[BEGIN MATERIAL PROVIDED]

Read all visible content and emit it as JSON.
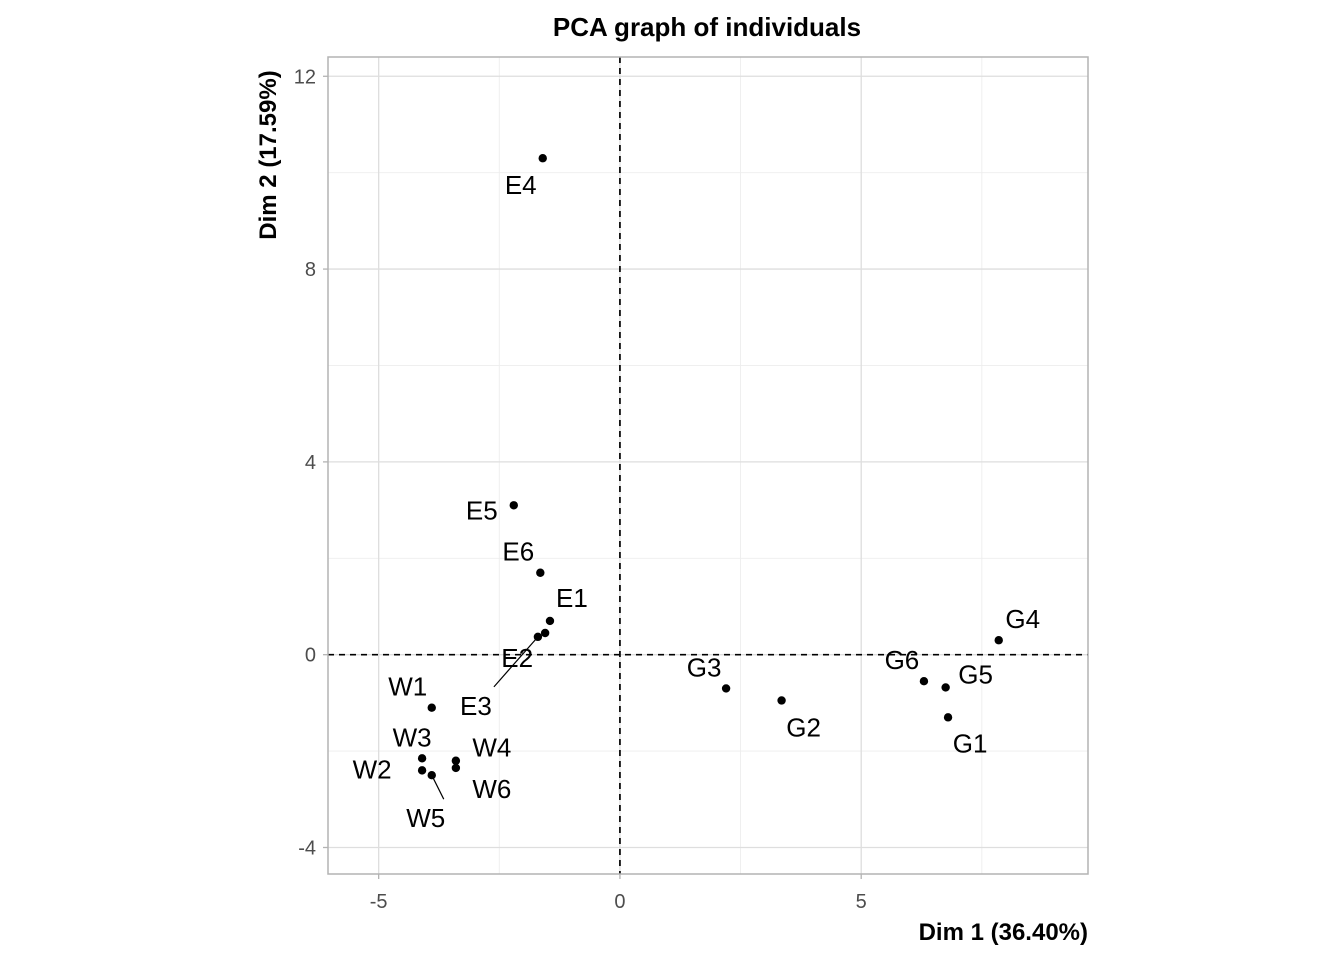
{
  "chart_data": {
    "type": "scatter",
    "title": "PCA graph of individuals",
    "xlabel": "Dim 1 (36.40%)",
    "ylabel": "Dim 2 (17.59%)",
    "xlim": [
      -6.05,
      9.7
    ],
    "ylim": [
      -4.55,
      12.4
    ],
    "x_ticks": [
      -5,
      0,
      5
    ],
    "x_tick_labels": [
      "-5",
      "0",
      "5"
    ],
    "y_ticks": [
      -4,
      0,
      4,
      8,
      12
    ],
    "y_tick_labels": [
      "-4",
      "0",
      "4",
      "8",
      "12"
    ],
    "grid": true,
    "reference_lines": {
      "x": 0,
      "y": 0,
      "style": "dashed"
    },
    "points": [
      {
        "label": "E4",
        "x": -1.6,
        "y": 10.3
      },
      {
        "label": "E5",
        "x": -2.2,
        "y": 3.1
      },
      {
        "label": "E6",
        "x": -1.65,
        "y": 1.7
      },
      {
        "label": "E1",
        "x": -1.45,
        "y": 0.7
      },
      {
        "label": "E2",
        "x": -1.55,
        "y": 0.45
      },
      {
        "label": "E3",
        "x": -1.7,
        "y": 0.37
      },
      {
        "label": "W1",
        "x": -3.9,
        "y": -1.1
      },
      {
        "label": "W3",
        "x": -4.1,
        "y": -2.15
      },
      {
        "label": "W4",
        "x": -3.4,
        "y": -2.2
      },
      {
        "label": "W6",
        "x": -3.4,
        "y": -2.35
      },
      {
        "label": "W2",
        "x": -4.1,
        "y": -2.4
      },
      {
        "label": "W5",
        "x": -3.9,
        "y": -2.5
      },
      {
        "label": "G3",
        "x": 2.2,
        "y": -0.7
      },
      {
        "label": "G2",
        "x": 3.35,
        "y": -0.95
      },
      {
        "label": "G6",
        "x": 6.3,
        "y": -0.55
      },
      {
        "label": "G5",
        "x": 6.75,
        "y": -0.68
      },
      {
        "label": "G1",
        "x": 6.8,
        "y": -1.3
      },
      {
        "label": "G4",
        "x": 7.85,
        "y": 0.3
      }
    ]
  }
}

[END MATERIAL PROVIDED]

> [WHAT THE TASK REQUIRES]: Restate the whole listing above exactly, except for its images.

> [THE SOLUTION]:
Read all visible content and emit it as JSON.
{
  "chart_data": {
    "type": "scatter",
    "title": "PCA graph of individuals",
    "xlabel": "Dim 1 (36.40%)",
    "ylabel": "Dim 2 (17.59%)",
    "xlim": [
      -6.05,
      9.7
    ],
    "ylim": [
      -4.55,
      12.4
    ],
    "x_ticks": [
      -5,
      0,
      5
    ],
    "x_tick_labels": [
      "-5",
      "0",
      "5"
    ],
    "y_ticks": [
      -4,
      0,
      4,
      8,
      12
    ],
    "y_tick_labels": [
      "-4",
      "0",
      "4",
      "8",
      "12"
    ],
    "grid": true,
    "reference_lines": {
      "x": 0,
      "y": 0,
      "style": "dashed"
    },
    "points": [
      {
        "label": "E4",
        "x": -1.6,
        "y": 10.3
      },
      {
        "label": "E5",
        "x": -2.2,
        "y": 3.1
      },
      {
        "label": "E6",
        "x": -1.65,
        "y": 1.7
      },
      {
        "label": "E1",
        "x": -1.45,
        "y": 0.7
      },
      {
        "label": "E2",
        "x": -1.55,
        "y": 0.45
      },
      {
        "label": "E3",
        "x": -1.7,
        "y": 0.37
      },
      {
        "label": "W1",
        "x": -3.9,
        "y": -1.1
      },
      {
        "label": "W3",
        "x": -4.1,
        "y": -2.15
      },
      {
        "label": "W4",
        "x": -3.4,
        "y": -2.2
      },
      {
        "label": "W6",
        "x": -3.4,
        "y": -2.35
      },
      {
        "label": "W2",
        "x": -4.1,
        "y": -2.4
      },
      {
        "label": "W5",
        "x": -3.9,
        "y": -2.5
      },
      {
        "label": "G3",
        "x": 2.2,
        "y": -0.7
      },
      {
        "label": "G2",
        "x": 3.35,
        "y": -0.95
      },
      {
        "label": "G6",
        "x": 6.3,
        "y": -0.55
      },
      {
        "label": "G5",
        "x": 6.75,
        "y": -0.68
      },
      {
        "label": "G1",
        "x": 6.8,
        "y": -1.3
      },
      {
        "label": "G4",
        "x": 7.85,
        "y": 0.3
      }
    ]
  }
}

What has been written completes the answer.